● Records for this exercise:
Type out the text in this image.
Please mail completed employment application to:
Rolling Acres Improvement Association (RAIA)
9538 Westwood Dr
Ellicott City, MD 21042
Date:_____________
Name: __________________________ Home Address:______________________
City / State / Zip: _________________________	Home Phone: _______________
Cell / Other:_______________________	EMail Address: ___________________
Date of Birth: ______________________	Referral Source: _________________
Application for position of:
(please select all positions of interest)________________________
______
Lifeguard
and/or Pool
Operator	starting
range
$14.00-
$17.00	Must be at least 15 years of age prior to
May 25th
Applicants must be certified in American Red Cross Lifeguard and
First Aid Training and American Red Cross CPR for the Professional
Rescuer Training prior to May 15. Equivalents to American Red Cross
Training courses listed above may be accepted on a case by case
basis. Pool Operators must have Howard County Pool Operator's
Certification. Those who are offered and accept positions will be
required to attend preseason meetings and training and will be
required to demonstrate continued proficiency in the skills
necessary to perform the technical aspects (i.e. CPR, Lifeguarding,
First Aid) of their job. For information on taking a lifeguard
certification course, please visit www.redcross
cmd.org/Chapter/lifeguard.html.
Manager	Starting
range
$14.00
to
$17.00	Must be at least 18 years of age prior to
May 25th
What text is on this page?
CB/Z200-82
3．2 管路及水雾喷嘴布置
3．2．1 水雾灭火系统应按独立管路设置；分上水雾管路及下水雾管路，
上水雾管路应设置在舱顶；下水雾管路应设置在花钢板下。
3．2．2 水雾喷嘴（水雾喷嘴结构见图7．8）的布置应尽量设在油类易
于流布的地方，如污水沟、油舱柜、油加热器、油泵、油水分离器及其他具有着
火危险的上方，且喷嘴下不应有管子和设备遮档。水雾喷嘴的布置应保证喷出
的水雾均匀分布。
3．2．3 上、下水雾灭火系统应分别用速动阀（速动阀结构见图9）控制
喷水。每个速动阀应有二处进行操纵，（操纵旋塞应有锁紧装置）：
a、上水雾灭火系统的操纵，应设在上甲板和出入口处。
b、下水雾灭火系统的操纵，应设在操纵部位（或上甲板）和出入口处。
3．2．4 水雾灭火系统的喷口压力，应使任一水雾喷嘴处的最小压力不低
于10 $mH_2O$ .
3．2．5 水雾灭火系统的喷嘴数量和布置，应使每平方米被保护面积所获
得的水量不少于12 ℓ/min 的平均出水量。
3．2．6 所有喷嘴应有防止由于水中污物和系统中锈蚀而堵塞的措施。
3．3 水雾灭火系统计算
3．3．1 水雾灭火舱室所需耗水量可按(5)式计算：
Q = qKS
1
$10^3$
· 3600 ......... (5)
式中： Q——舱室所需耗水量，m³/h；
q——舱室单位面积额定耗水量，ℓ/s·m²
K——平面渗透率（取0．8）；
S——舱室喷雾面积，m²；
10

● What you should do: From the data above, copy each line that holds "Operator".

● Exercise solution:
Operator	starting
basis. Pool Operators must have Howard County Pool Operator's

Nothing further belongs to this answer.